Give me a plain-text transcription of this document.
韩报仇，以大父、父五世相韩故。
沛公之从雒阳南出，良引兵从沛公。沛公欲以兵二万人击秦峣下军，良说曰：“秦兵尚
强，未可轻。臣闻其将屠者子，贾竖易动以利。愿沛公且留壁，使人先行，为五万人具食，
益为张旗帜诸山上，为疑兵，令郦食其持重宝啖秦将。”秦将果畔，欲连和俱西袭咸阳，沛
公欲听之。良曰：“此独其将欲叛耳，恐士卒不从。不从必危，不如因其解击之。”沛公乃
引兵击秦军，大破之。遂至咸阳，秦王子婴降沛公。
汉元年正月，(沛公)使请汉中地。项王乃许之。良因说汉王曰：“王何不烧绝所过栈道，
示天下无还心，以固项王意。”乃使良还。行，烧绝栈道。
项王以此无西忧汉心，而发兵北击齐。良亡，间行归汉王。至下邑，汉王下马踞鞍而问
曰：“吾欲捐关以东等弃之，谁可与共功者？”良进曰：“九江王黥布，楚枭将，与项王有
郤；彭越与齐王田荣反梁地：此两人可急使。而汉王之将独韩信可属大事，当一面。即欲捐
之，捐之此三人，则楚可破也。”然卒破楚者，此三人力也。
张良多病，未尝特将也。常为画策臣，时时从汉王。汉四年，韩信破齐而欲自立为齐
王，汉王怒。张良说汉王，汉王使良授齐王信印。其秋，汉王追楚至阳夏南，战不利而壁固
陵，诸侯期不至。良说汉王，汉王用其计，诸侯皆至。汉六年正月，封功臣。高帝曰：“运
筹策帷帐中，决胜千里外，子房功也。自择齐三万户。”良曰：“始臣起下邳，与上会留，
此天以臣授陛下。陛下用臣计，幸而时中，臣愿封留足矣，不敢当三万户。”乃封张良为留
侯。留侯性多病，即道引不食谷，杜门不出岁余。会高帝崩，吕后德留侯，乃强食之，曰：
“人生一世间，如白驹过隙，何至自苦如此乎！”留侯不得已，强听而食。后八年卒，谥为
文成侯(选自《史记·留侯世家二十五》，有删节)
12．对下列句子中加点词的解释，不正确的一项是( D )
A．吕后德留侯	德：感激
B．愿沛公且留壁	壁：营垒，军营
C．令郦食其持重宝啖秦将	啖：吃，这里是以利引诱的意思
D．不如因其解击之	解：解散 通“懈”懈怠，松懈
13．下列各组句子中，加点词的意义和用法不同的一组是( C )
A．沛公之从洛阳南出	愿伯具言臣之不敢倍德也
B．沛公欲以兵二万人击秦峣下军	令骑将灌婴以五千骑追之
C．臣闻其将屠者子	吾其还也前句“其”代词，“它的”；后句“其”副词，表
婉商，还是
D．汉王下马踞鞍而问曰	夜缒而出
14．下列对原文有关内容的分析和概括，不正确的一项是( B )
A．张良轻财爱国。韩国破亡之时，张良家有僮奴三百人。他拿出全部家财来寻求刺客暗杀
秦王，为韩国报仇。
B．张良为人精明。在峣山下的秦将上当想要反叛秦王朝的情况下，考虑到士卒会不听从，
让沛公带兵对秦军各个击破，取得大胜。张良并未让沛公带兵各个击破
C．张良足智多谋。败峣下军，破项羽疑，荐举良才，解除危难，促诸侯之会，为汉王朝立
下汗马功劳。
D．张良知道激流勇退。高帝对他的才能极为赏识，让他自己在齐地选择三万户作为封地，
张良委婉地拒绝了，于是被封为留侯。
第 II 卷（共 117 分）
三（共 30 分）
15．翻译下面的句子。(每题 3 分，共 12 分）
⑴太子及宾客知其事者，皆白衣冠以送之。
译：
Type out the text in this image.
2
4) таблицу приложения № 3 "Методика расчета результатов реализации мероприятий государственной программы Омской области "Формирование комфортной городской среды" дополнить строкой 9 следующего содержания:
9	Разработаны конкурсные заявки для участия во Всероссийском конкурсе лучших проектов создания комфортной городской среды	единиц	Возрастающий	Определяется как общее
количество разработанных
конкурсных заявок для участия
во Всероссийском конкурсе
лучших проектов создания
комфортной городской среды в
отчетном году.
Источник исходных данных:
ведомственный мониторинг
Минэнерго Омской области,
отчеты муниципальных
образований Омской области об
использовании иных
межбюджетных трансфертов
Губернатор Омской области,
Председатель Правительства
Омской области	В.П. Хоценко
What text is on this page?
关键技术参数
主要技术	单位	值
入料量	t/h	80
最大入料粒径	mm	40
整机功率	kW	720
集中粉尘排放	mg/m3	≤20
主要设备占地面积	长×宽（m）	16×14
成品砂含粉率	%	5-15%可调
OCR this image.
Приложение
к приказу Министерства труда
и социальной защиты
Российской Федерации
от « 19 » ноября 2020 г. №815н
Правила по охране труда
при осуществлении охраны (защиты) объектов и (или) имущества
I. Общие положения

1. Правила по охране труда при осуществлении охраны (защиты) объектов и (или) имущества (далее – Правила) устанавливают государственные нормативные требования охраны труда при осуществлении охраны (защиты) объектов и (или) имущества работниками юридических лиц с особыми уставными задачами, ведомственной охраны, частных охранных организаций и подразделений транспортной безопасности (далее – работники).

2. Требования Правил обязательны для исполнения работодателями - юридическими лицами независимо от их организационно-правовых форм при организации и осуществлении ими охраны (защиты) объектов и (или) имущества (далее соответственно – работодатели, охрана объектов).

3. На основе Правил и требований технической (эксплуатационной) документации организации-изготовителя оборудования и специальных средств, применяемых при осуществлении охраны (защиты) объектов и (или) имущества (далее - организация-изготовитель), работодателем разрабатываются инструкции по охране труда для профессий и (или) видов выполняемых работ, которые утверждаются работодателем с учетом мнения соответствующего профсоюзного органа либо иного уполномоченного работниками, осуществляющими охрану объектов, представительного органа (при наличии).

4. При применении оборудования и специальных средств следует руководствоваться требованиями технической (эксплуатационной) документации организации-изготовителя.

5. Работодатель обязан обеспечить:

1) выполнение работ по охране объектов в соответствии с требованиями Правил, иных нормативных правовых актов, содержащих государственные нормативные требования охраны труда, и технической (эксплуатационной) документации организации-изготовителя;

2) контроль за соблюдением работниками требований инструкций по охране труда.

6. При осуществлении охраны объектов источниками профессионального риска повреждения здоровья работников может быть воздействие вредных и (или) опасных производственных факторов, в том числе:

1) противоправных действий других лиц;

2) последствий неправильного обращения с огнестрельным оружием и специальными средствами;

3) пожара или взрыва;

=====

→ Exercise instructions:
Gather from the entries above all lines that include the string "эксплуатационной".

→ Right answer:
3. На основе Правил и требований технической (эксплуатационной) документации организации-изготовителя оборудования и специальных средств, применяемых при осуществлении охраны (защиты) объектов и (или) имущества (далее - организация-изготовитель), работодателем разрабатываются инструкции по охране труда для профессий и (или) видов выполняемых работ, которые утверждаются работодателем с учетом мнения соответствующего профсоюзного органа либо иного уполномоченного работниками, осуществляющими охрану объектов, представительного органа (при наличии).
4. При применении оборудования и специальных средств следует руководствоваться требованиями технической (эксплуатационной) документации организации-изготовителя.
1) выполнение работ по охране объектов в соответствии с требованиями Правил, иных нормативных правовых актов, содержащих государственные нормативные требования охраны труда, и технической (эксплуатационной) документации организации-изготовителя;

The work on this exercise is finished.